- 文本节选:
━━━━━━━━
• HttpComponents组件探究


     在Java领域,谈到网络编程,可能大家脑海里第一反应就是MINA,NETTY,GRIZZLY等优秀的开源框架。没错,不过在深入探究这些框架之前,我们需要先从最original的技术探究开始(当然,需要大家先熟悉java.net.*类库)。这里,我要和大家分享一下HttpComponents项目的部分组件特性。HttpClient,想必大家早都接触过了吧。HttpComponents和HttpClient的”血缘“有点像guava和google-collection的关系。目前,HttpComponents已经是Apache的顶级项目了,它旨在为我们提供一个Http协议相关的Java平台工具集。它的代码组织很精妙,主要分两部分,一部分是核心工具集(包括HttpCore-bio,HttpCore-nio,HttpClient,HttpMIme,HttpCookie等),一部分是扩展工具集(目前主要包括ssl)

            HttpClient主要包括Connection management,Status management,Authentication Management三部分。下面给出对它的二次封装,经过了线上的接近半年的验证(这里指的是httpClient 3,httpClient 4还有待检验),可以看做是一个高性能的Client封装吧。感兴趣的朋友可以根据apache的MPM IO模型进行部分参数的调整。

            先来段httpClient 4的封装,代码如下:

    /**
     * @author von gosling 2012-3-2
     */
    public class HttpComponentsClientExecutor implements DisposableBean {
        private static final int    DEFAULT_MAX_TOTAL_CONNECTIONS     = 100;
    
        private static final int    DEFAULT_MAX_CONNECTIONS_PER_ROUTE = 5;                 //notice IE 6,7,8
    
        private static final int    DEFAULT_CONN_TIMEOUT_MILLISECONDS = 5 * 1000;
    
        private static final int    DEFAULT_READ_TIMEOUT_MILLISECONDS = 60 * 1000;
    
        private static final String HTTP_HEADER_CONTENT_ENCODING      = "Content-Encoding";
        private static final String ENCODING_GZIP                     = "gzip";
    
        private HttpClient          httpClient;
    
        /**
         * Create a new instance of the HttpComponentsClient with a default
         * {@link HttpClient} that uses a default
         * {@link org.apache.http.impl.conn.tsccm.ThreadSafeClientConnManager}.
         */
        public HttpComponentsClientExecutor() {
            SchemeRegistry schemeRegistry = new SchemeRegistry();
            schemeRegistry.register(new Scheme("http", 80, PlainSocketFactory.getSocketFactory()));
            schemeRegistry.register(new Scheme("https", 443, SSLSocketFactory.getSocketFactory()));
    
            ThreadSafeClientConnManager connectionManager = new ThreadSafeClientConnManager(
                    schemeRegistry);
            connectionManager.setMaxTotal(DEFAULT_MAX_TOTAL_CONNECTIONS);
            connectionManager.setDefaultMaxPerRoute(DEFAULT_MAX_CONNECTIONS_PER_ROUTE);
            this.httpClient = new DefaultHttpClient(connectionManager);
    
            setConnectTimeout(DEFAULT_CONN_TIMEOUT_MILLISECONDS);
            setReadTimeout(DEFAULT_READ_TIMEOUT_MILLISECONDS);
        }
    
        /**
         * Create a new instance of the HttpComponentsClient with the given
         * {@link HttpClient} instance.
━━━━━━━━
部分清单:
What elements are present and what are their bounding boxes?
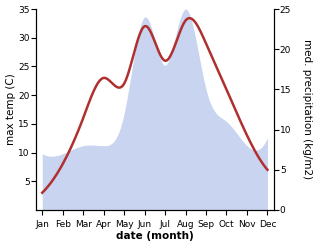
Y-axis label: max temp (C): max temp (C) bbox=[5, 74, 16, 145]
X-axis label: date (month): date (month) bbox=[116, 231, 194, 242]
Y-axis label: med. precipitation (kg/m2): med. precipitation (kg/m2) bbox=[302, 40, 313, 180]
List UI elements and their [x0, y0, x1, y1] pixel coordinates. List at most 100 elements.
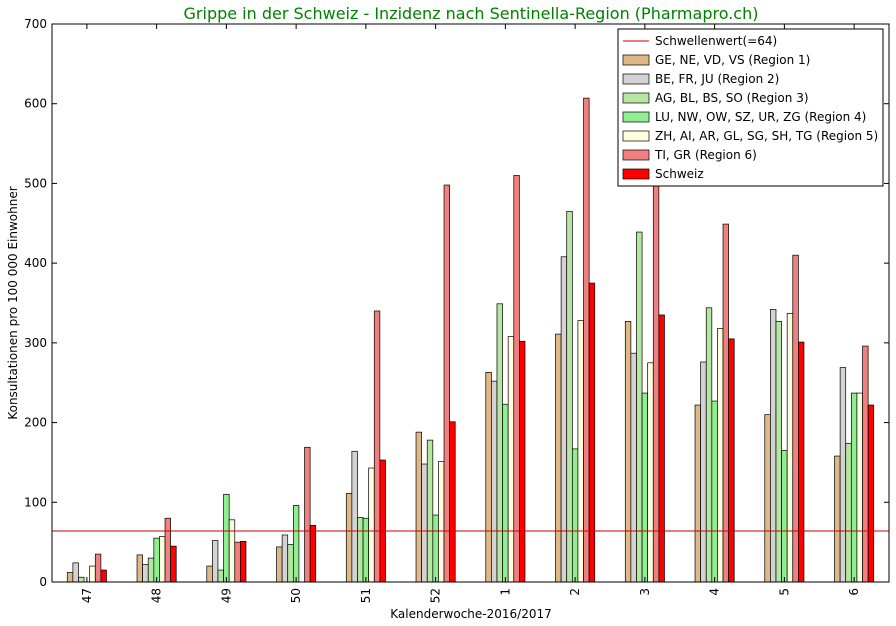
legend: Schwellenwert(=64) GE, NE, VD, VS (Region… — [617, 28, 884, 187]
bar-series-6-week-4 — [722, 223, 729, 583]
x-tick-label: 51 — [359, 588, 373, 603]
bar-series-5-week-52 — [438, 461, 445, 583]
bar-series-7-week-48 — [170, 545, 177, 583]
y-tick-label: 0 — [39, 575, 47, 589]
bar-series-3-week-1 — [496, 303, 503, 583]
bar-series-3-week-6 — [845, 442, 852, 583]
bar-series-1-week-3 — [624, 320, 632, 583]
y-axis: 0 100 200 300 400 500 600 700 — [24, 17, 889, 589]
bar-series-1-week-4 — [694, 404, 701, 583]
x-axis: 47 48 49 50 51 52 1 2 3 4 5 6 — [80, 24, 861, 603]
bar-series-4-week-3 — [641, 392, 649, 583]
bar-series-6-week-48 — [164, 517, 171, 583]
bar-series-5-week-2 — [577, 320, 584, 583]
legend-swatch-2 — [622, 73, 650, 85]
bar-series-5-week-48 — [159, 536, 166, 583]
bar-series-4-week-1 — [502, 403, 509, 583]
bar-series-7-week-51 — [379, 459, 386, 583]
bar-series-3-week-51 — [357, 517, 364, 583]
legend-label-1: GE, NE, VD, VS (Region 1) — [655, 53, 810, 67]
legend-swatch-5 — [622, 130, 650, 142]
bar-series-7-week-6 — [867, 404, 875, 583]
bar-series-1-week-52 — [415, 431, 422, 583]
bar-series-3-week-48 — [147, 557, 155, 583]
bar-series-6-week-51 — [373, 310, 381, 583]
x-tick-label: 6 — [847, 588, 861, 596]
bar-series-5-week-47 — [89, 565, 96, 583]
bar-series-4-week-6 — [850, 392, 858, 583]
bar-series-3-week-49 — [217, 569, 224, 583]
x-axis-title: Kalenderwoche-2016/2017 — [390, 607, 551, 621]
y-tick-label: 700 — [24, 17, 47, 31]
bar-series-2-week-1 — [491, 380, 498, 583]
bar-series-7-week-1 — [519, 340, 526, 583]
legend-label-threshold: Schwellenwert(=64) — [655, 34, 777, 48]
chart-title: Grippe in der Schweiz - Inzidenz nach Se… — [184, 4, 759, 23]
bar-series-1-week-48 — [136, 554, 143, 583]
legend-label-4: LU, NW, OW, SZ, UR, ZG (Region 4) — [655, 110, 866, 124]
bar-series-6-week-2 — [583, 97, 590, 583]
bar-series-1-week-51 — [345, 493, 353, 583]
bar-series-2-week-5 — [770, 309, 777, 583]
bar-series-4-week-2 — [571, 448, 579, 583]
bar-series-1-week-2 — [555, 333, 562, 583]
bar-series-6-week-3 — [652, 183, 660, 583]
legend-swatch-1 — [622, 54, 650, 66]
legend-label-3: AG, BL, BS, SO (Region 3) — [655, 91, 809, 105]
bar-series-4-week-50 — [292, 505, 300, 583]
x-tick-label: 50 — [289, 588, 303, 603]
bar-series-3-week-5 — [775, 320, 782, 583]
legend-label-2: BE, FR, JU (Region 2) — [655, 72, 779, 86]
legend-swatch-7 — [622, 168, 650, 180]
bar-series-3-week-47 — [78, 576, 85, 583]
x-tick-label: 3 — [638, 588, 652, 596]
y-tick-label: 300 — [24, 336, 47, 350]
bar-series-2-week-4 — [700, 361, 707, 583]
bar-series-6-week-49 — [234, 541, 241, 583]
y-tick-label: 600 — [24, 97, 47, 111]
bar-series-4-week-5 — [781, 450, 788, 583]
bar-series-2-week-3 — [630, 352, 637, 583]
bar-series-6-week-1 — [513, 175, 520, 583]
bar-series-5-week-1 — [507, 336, 515, 583]
bar-series-7-week-52 — [449, 421, 456, 583]
bar-series-6-week-50 — [304, 446, 311, 583]
bar-series-5-week-5 — [786, 313, 794, 583]
bar-series-1-week-49 — [206, 565, 213, 583]
legend-label-7: Schweiz — [655, 167, 704, 181]
y-axis-title: Konsultationen pro 100 000 Einwohner — [6, 186, 20, 419]
y-tick-label: 100 — [24, 495, 47, 509]
bar-series-7-week-5 — [798, 341, 805, 583]
legend-swatch-4 — [622, 111, 650, 123]
plot-frame — [51, 23, 890, 583]
bar-series-4-week-49 — [223, 493, 230, 583]
bar-series-2-week-2 — [560, 256, 568, 583]
bar-series-1-week-1 — [485, 372, 492, 583]
bar-series-6-week-6 — [862, 345, 869, 583]
bar-series-7-week-2 — [588, 282, 596, 583]
bar-series-6-week-47 — [94, 553, 102, 583]
bar-series-1-week-5 — [764, 414, 771, 583]
bar-series-1-week-50 — [276, 546, 283, 583]
bar-series-2-week-51 — [351, 450, 358, 583]
legend-swatch-3 — [622, 92, 650, 104]
x-tick-label: 48 — [150, 588, 164, 603]
bar-series-3-week-4 — [705, 307, 713, 583]
bar-series-2-week-47 — [72, 562, 79, 583]
bar-series-7-week-4 — [728, 338, 735, 583]
bar-series-4-week-4 — [711, 400, 718, 583]
bar-series-7-week-3 — [658, 314, 665, 583]
legend-label-5: ZH, AI, AR, GL, SG, SH, TG (Region 5) — [655, 129, 878, 143]
bar-series-2-week-50 — [281, 534, 289, 583]
bar-series-5-week-49 — [228, 519, 236, 583]
bar-series-5-week-51 — [368, 467, 375, 583]
x-tick-label: 47 — [80, 588, 94, 603]
bar-series-3-week-50 — [287, 544, 294, 583]
bar-series-5-week-3 — [647, 362, 654, 583]
x-tick-label: 4 — [708, 588, 722, 596]
x-tick-label: 52 — [429, 588, 443, 603]
bar-series-7-week-49 — [240, 540, 247, 583]
bar-series-6-week-5 — [792, 254, 799, 583]
bar-series-7-week-47 — [100, 569, 107, 583]
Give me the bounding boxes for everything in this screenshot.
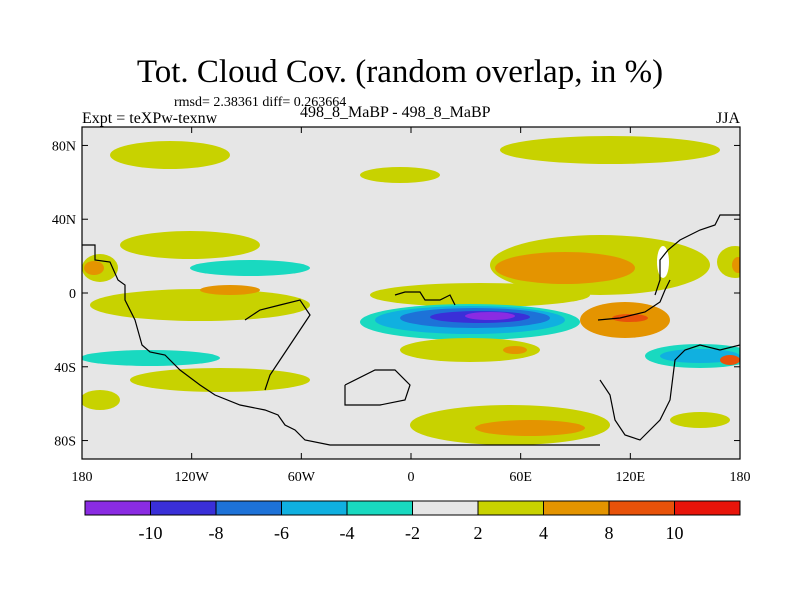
━━━━━━━━
- 任务说明:
根据这篇关于 HttpComponents 的节选回答:
1. HttpComponents 的扩展工具集目前主要包括什么?
2. 文中的 HttpClient 二次封装经过了多长时间的线上验证?
3. 代码中 DEFAULT_MAX_CONNECTIONS_PER_ROUTE 被设为多少?

- 任务答复:
1. ssl
2. 接近半年
3. 5